[Record di annotazione delle regioni]
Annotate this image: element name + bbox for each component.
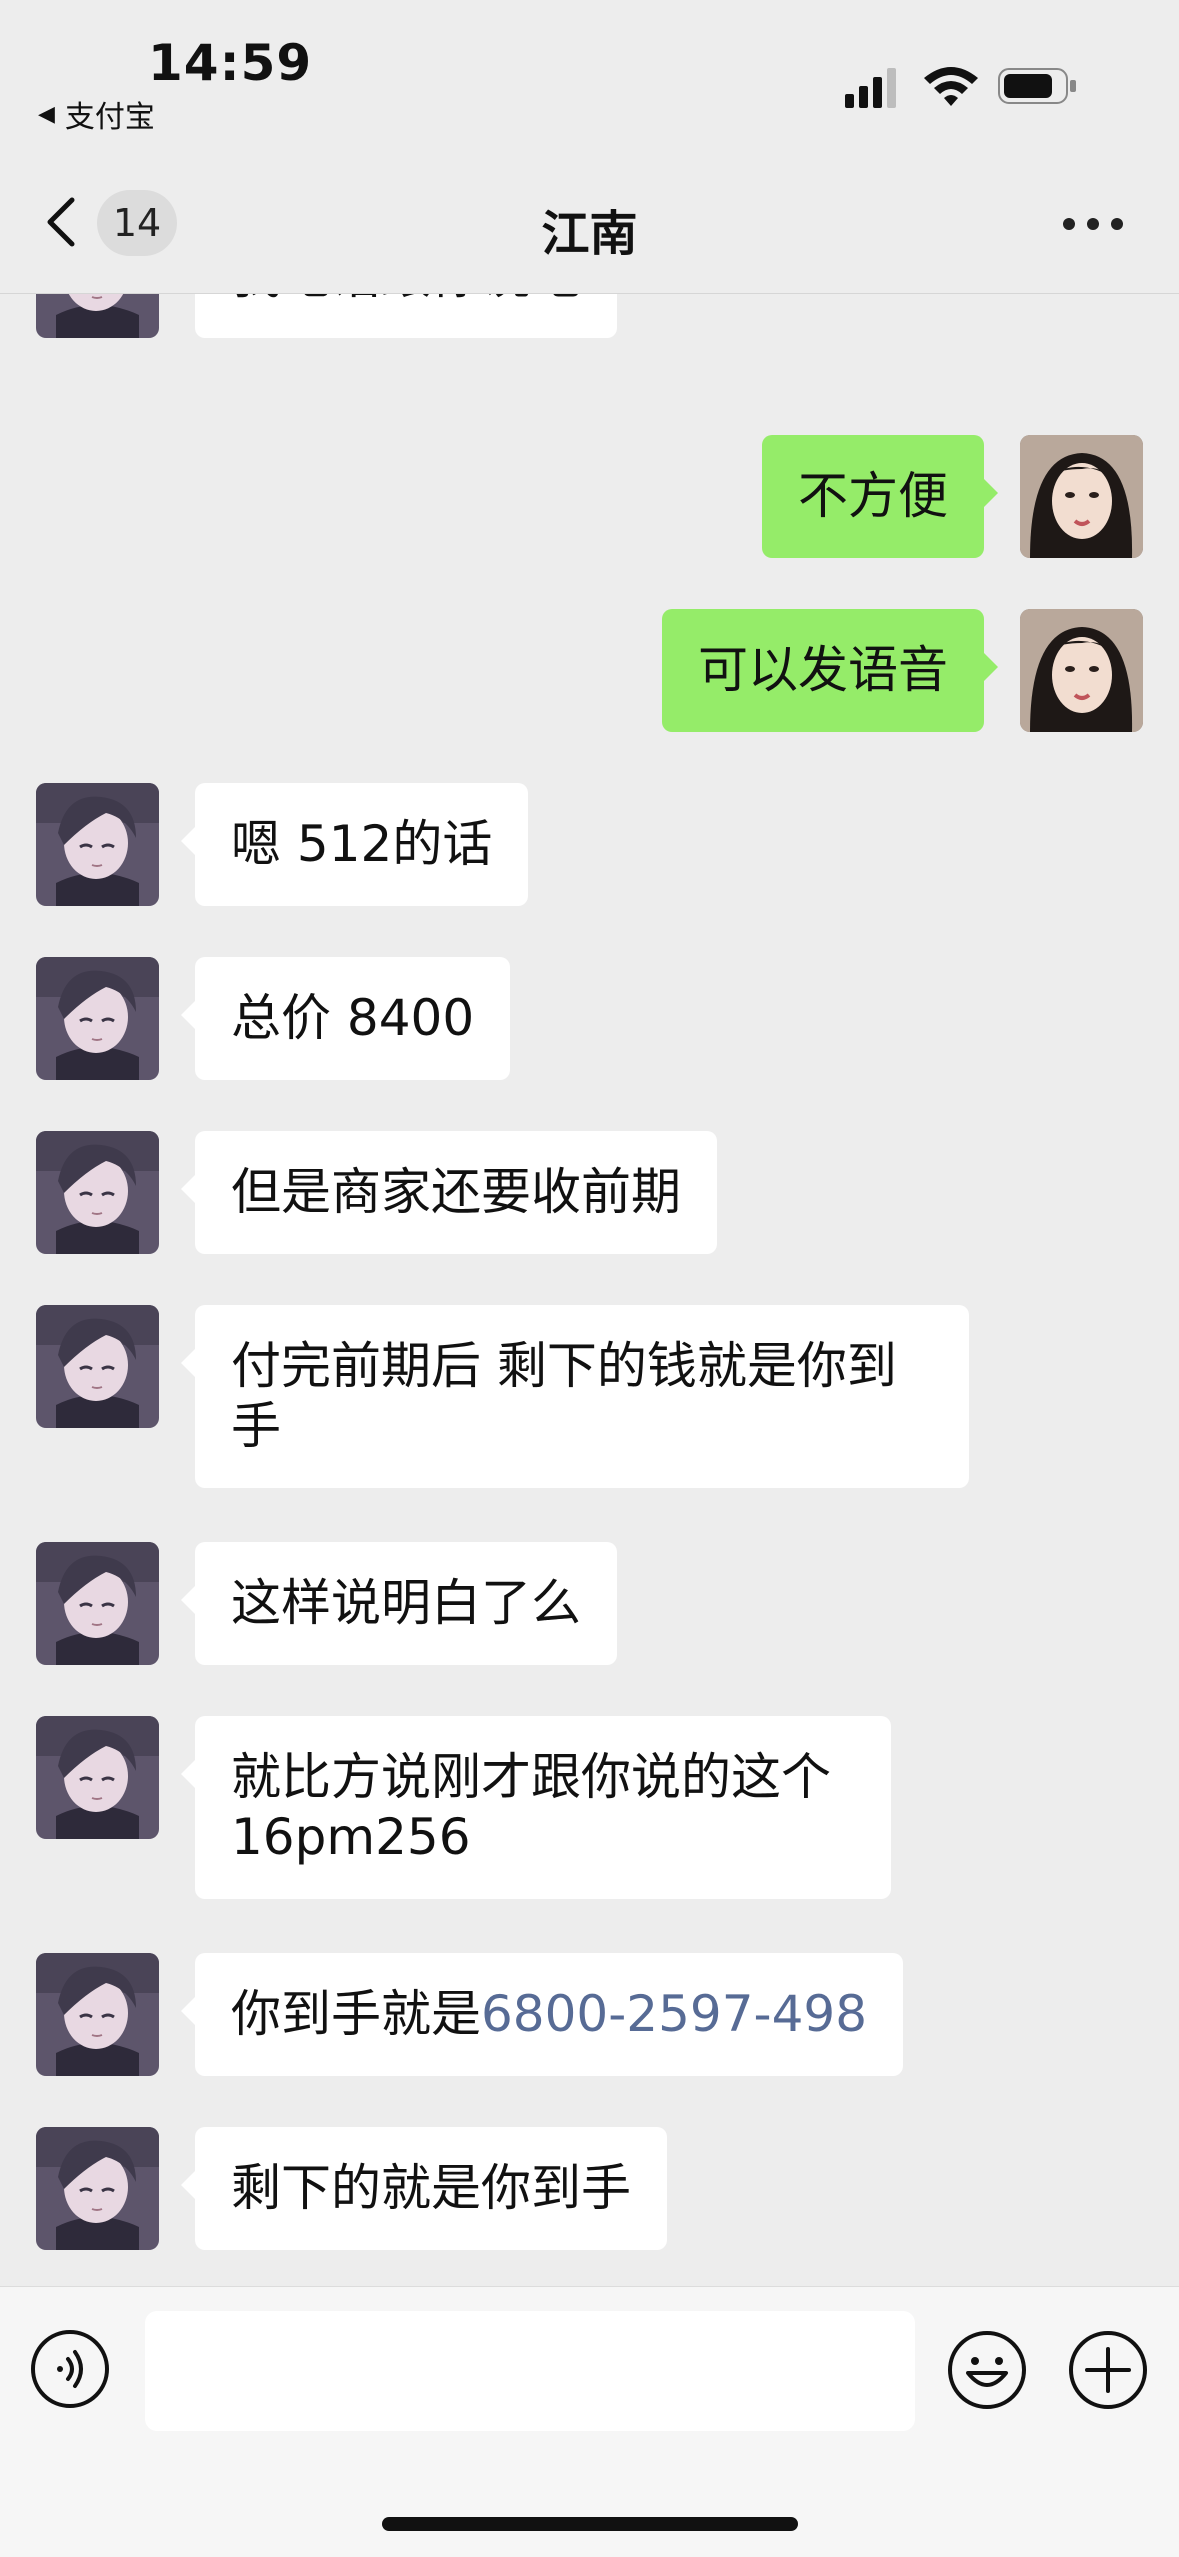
contact-avatar[interactable] — [36, 1131, 159, 1254]
back-app-label: 支付宝 — [64, 100, 155, 135]
message-bubble[interactable]: 剩下的就是你到手 — [181, 2127, 667, 2250]
status-bar: 14:59 ◀ 支付宝 — [0, 0, 1179, 150]
chat-header: 14 江南 — [0, 150, 1179, 294]
message-bubble[interactable]: 我电话跟你说吧 — [195, 293, 617, 338]
message-text: 你到手就是 — [231, 1985, 481, 2043]
message-bubble[interactable]: 不方便 — [762, 435, 998, 558]
message-bubble[interactable]: 这样说明白了么 — [181, 1542, 617, 1665]
contact-avatar[interactable] — [36, 1305, 159, 1428]
status-time: 14:59 — [148, 34, 313, 92]
message-bubble[interactable]: 付完前期后 剩下的钱就是你到手 — [181, 1305, 969, 1488]
back-triangle-icon: ◀ — [38, 101, 55, 127]
emoji-icon[interactable] — [946, 2329, 1028, 2411]
contact-avatar[interactable] — [36, 783, 159, 906]
contact-avatar[interactable] — [36, 2127, 159, 2250]
self-avatar[interactable] — [1020, 435, 1143, 558]
message-bubble[interactable]: 嗯 512的话 — [180, 783, 529, 906]
message-list[interactable]: 我电话跟你说吧 不方便 可以发语音 嗯 512的话 总价 8400 但是商家还要… — [0, 293, 1179, 2286]
more-icon[interactable] — [1063, 218, 1123, 232]
message-bubble[interactable]: 可以发语音 — [662, 609, 998, 732]
contact-avatar[interactable] — [36, 293, 159, 338]
wifi-icon — [924, 67, 978, 106]
chat-title: 江南 — [541, 206, 638, 262]
input-bar — [0, 2286, 1179, 2557]
plus-icon[interactable] — [1067, 2329, 1149, 2411]
self-avatar[interactable] — [1020, 609, 1143, 732]
message-bubble[interactable]: 就比方说刚才跟你说的这个16pm256 — [181, 1716, 891, 1899]
message-bubble[interactable]: 你到手就是6800-2597-498 — [180, 1953, 904, 2076]
contact-avatar[interactable] — [36, 1542, 159, 1665]
phone-number-link[interactable]: 6800-2597-498 — [481, 1985, 867, 2043]
contact-avatar[interactable] — [36, 1953, 159, 2076]
message-bubble[interactable]: 但是商家还要收前期 — [181, 1131, 717, 1254]
cellular-signal-icon — [845, 68, 896, 108]
home-indicator — [382, 2517, 798, 2531]
back-to-app-link[interactable]: ◀ 支付宝 — [38, 92, 155, 136]
message-bubble[interactable]: 总价 8400 — [180, 957, 511, 1080]
battery-icon — [998, 68, 1076, 104]
contact-avatar[interactable] — [36, 957, 159, 1080]
contact-avatar[interactable] — [36, 1716, 159, 1839]
voice-icon[interactable] — [30, 2329, 110, 2409]
message-input[interactable] — [145, 2311, 915, 2431]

[Obiettivo del compito]
Trascriva fedelmente tutte le righe riportate sopra, omettendo le immagini.

[Risposta corretta]
Annotate this image: element name + bbox for each component.
contact-avatar[interactable] — [36, 1131, 159, 1254]
back-app-label: 支付宝 — [64, 100, 155, 135]
message-bubble[interactable]: 剩下的就是你到手 — [181, 2127, 667, 2250]
status-bar: 14:59 ◀ 支付宝 — [0, 0, 1179, 150]
chat-header: 14 江南 — [0, 150, 1179, 294]
message-bubble[interactable]: 我电话跟你说吧 — [195, 293, 617, 338]
message-text: 你到手就是 — [231, 1985, 481, 2043]
message-bubble[interactable]: 不方便 — [762, 435, 998, 558]
message-bubble[interactable]: 这样说明白了么 — [181, 1542, 617, 1665]
contact-avatar[interactable] — [36, 1305, 159, 1428]
status-time: 14:59 — [148, 34, 313, 92]
message-bubble[interactable]: 付完前期后 剩下的钱就是你到手 — [181, 1305, 969, 1488]
back-triangle-icon: ◀ — [38, 101, 55, 127]
emoji-icon[interactable] — [946, 2329, 1028, 2411]
contact-avatar[interactable] — [36, 783, 159, 906]
contact-avatar[interactable] — [36, 2127, 159, 2250]
self-avatar[interactable] — [1020, 435, 1143, 558]
message-bubble[interactable]: 嗯 512的话 — [180, 783, 529, 906]
message-list[interactable]: 我电话跟你说吧 不方便 可以发语音 嗯 512的话 总价 8400 但是商家还要… — [0, 293, 1179, 2286]
more-icon[interactable] — [1063, 218, 1123, 232]
message-bubble[interactable]: 可以发语音 — [662, 609, 998, 732]
contact-avatar[interactable] — [36, 293, 159, 338]
wifi-icon — [924, 67, 978, 106]
chat-title: 江南 — [541, 206, 638, 262]
input-bar — [0, 2286, 1179, 2557]
plus-icon[interactable] — [1067, 2329, 1149, 2411]
self-avatar[interactable] — [1020, 609, 1143, 732]
message-bubble[interactable]: 就比方说刚才跟你说的这个16pm256 — [181, 1716, 891, 1899]
message-bubble[interactable]: 你到手就是6800-2597-498 — [180, 1953, 904, 2076]
contact-avatar[interactable] — [36, 1542, 159, 1665]
phone-number-link[interactable]: 6800-2597-498 — [481, 1985, 867, 2043]
contact-avatar[interactable] — [36, 1953, 159, 2076]
message-bubble[interactable]: 但是商家还要收前期 — [181, 1131, 717, 1254]
cellular-signal-icon — [845, 68, 896, 108]
home-indicator — [382, 2517, 798, 2531]
back-to-app-link[interactable]: ◀ 支付宝 — [38, 92, 155, 136]
message-bubble[interactable]: 总价 8400 — [180, 957, 511, 1080]
battery-icon — [998, 68, 1076, 104]
contact-avatar[interactable] — [36, 957, 159, 1080]
contact-avatar[interactable] — [36, 1716, 159, 1839]
voice-icon[interactable] — [30, 2329, 110, 2409]
message-input[interactable] — [145, 2311, 915, 2431]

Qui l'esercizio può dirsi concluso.